SHORT TASK – Omit the pictures and return every entry exactly as written.

Rows from a dataset:
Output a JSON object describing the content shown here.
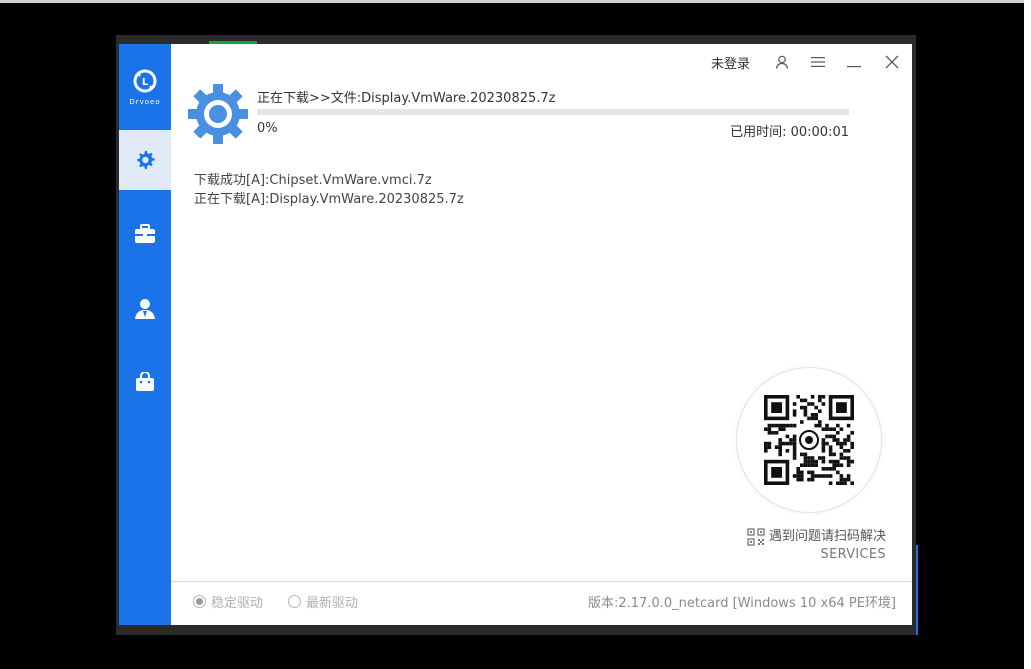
{
  "window": {
    "logo_text": "Drvoeo",
    "login_label": "未登录"
  },
  "sidebar": {
    "items": [
      {
        "name": "driver",
        "icon": "gear-icon",
        "active": true
      },
      {
        "name": "toolbox",
        "icon": "toolbox-icon",
        "active": false
      },
      {
        "name": "user",
        "icon": "person-icon",
        "active": false
      },
      {
        "name": "store",
        "icon": "bag-icon",
        "active": false
      }
    ]
  },
  "download": {
    "title": "正在下载>>文件:Display.VmWare.20230825.7z",
    "progress": 0,
    "percent_text": "0%",
    "elapsed_text": "已用时间: 00:00:01"
  },
  "log": [
    "下载成功[A]:Chipset.VmWare.vmci.7z",
    "正在下载[A]:Display.VmWare.20230825.7z"
  ],
  "support": {
    "qr_label": "遇到问题请扫码解决",
    "services": "SERVICES"
  },
  "footer": {
    "radio_stable": "稳定驱动",
    "radio_latest": "最新驱动",
    "selected": "stable",
    "version": "版本:2.17.0.0_netcard [Windows 10 x64 PE环境]"
  },
  "colors": {
    "accent": "#1a73e8",
    "sidebar_active_bg": "#dfe9f8",
    "gear": "#4a90e2"
  }
}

TASK OUTPUT –
Output a JSON object describing the content shown here.
{
  "window": {
    "logo_text": "Drvoeo",
    "login_label": "未登录"
  },
  "sidebar": {
    "items": [
      {
        "name": "driver",
        "icon": "gear-icon",
        "active": true
      },
      {
        "name": "toolbox",
        "icon": "toolbox-icon",
        "active": false
      },
      {
        "name": "user",
        "icon": "person-icon",
        "active": false
      },
      {
        "name": "store",
        "icon": "bag-icon",
        "active": false
      }
    ]
  },
  "download": {
    "title": "正在下载>>文件:Display.VmWare.20230825.7z",
    "progress": 0,
    "percent_text": "0%",
    "elapsed_text": "已用时间: 00:00:01"
  },
  "log": [
    "下载成功[A]:Chipset.VmWare.vmci.7z",
    "正在下载[A]:Display.VmWare.20230825.7z"
  ],
  "support": {
    "qr_label": "遇到问题请扫码解决",
    "services": "SERVICES"
  },
  "footer": {
    "radio_stable": "稳定驱动",
    "radio_latest": "最新驱动",
    "selected": "stable",
    "version": "版本:2.17.0.0_netcard [Windows 10 x64 PE环境]"
  },
  "colors": {
    "accent": "#1a73e8",
    "sidebar_active_bg": "#dfe9f8",
    "gear": "#4a90e2"
  }
}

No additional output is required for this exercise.